PROBLEM DETAILS: Copy out all lines that carry the word "vocale".

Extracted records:
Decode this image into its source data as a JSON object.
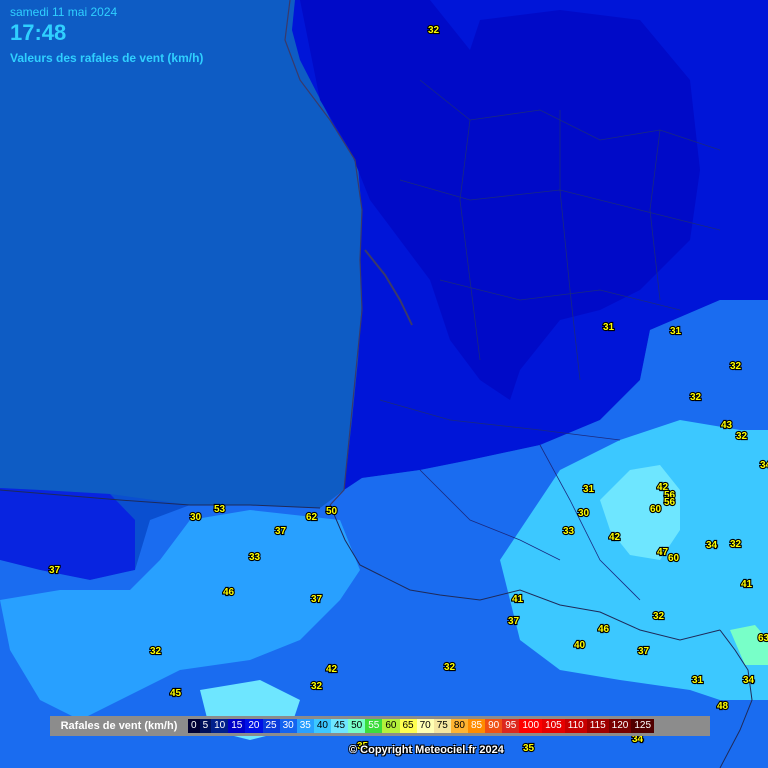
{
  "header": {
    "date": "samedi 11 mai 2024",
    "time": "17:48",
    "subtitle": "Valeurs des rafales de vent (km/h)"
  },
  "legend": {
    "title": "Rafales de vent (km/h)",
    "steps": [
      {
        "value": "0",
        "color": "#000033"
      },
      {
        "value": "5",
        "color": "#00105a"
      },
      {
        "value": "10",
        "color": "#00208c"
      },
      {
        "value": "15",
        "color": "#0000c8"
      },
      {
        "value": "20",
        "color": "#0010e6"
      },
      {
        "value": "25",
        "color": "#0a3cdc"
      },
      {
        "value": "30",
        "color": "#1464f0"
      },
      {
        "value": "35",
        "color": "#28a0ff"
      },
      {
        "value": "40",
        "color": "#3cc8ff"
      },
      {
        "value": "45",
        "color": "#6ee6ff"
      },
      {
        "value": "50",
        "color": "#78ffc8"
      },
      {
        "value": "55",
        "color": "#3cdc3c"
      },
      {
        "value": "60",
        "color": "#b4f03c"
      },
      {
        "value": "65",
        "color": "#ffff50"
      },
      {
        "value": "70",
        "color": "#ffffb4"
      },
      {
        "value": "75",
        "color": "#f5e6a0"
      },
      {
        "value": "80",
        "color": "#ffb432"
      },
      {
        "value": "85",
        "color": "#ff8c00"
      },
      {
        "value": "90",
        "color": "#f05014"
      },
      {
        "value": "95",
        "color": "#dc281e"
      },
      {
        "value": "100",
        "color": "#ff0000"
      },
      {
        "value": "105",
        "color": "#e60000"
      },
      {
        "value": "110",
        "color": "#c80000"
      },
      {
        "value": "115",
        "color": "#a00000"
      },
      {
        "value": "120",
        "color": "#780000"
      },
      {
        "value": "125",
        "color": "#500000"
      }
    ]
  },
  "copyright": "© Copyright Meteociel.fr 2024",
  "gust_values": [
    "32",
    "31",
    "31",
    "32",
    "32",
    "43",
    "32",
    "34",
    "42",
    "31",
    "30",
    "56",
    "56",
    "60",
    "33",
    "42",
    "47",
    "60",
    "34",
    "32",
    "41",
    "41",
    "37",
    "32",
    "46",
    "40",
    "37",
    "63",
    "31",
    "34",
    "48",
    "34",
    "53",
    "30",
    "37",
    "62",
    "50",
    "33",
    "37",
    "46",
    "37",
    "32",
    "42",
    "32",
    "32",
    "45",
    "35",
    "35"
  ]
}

==

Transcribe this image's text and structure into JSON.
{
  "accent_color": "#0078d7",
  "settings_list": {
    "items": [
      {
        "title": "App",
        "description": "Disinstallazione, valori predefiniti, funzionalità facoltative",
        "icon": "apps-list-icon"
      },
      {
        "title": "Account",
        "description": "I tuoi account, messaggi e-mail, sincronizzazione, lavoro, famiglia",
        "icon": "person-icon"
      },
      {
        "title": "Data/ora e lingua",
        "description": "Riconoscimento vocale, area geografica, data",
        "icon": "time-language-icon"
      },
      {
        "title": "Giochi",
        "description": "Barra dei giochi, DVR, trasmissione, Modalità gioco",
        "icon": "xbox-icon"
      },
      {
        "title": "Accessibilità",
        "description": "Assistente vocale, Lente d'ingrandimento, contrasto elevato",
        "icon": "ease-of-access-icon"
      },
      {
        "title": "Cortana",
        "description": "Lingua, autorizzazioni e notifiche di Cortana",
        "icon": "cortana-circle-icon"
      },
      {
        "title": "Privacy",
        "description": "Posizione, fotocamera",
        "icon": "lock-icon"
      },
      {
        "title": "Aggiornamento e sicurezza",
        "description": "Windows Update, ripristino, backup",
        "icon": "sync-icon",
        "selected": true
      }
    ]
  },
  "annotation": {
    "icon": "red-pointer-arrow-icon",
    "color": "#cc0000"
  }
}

SOLUTION TO THIS PROBLEM:
        "description": "Riconoscimento vocale, area geografica, data",
        "description": "Assistente vocale, Lente d'ingrandimento, contrasto elevato",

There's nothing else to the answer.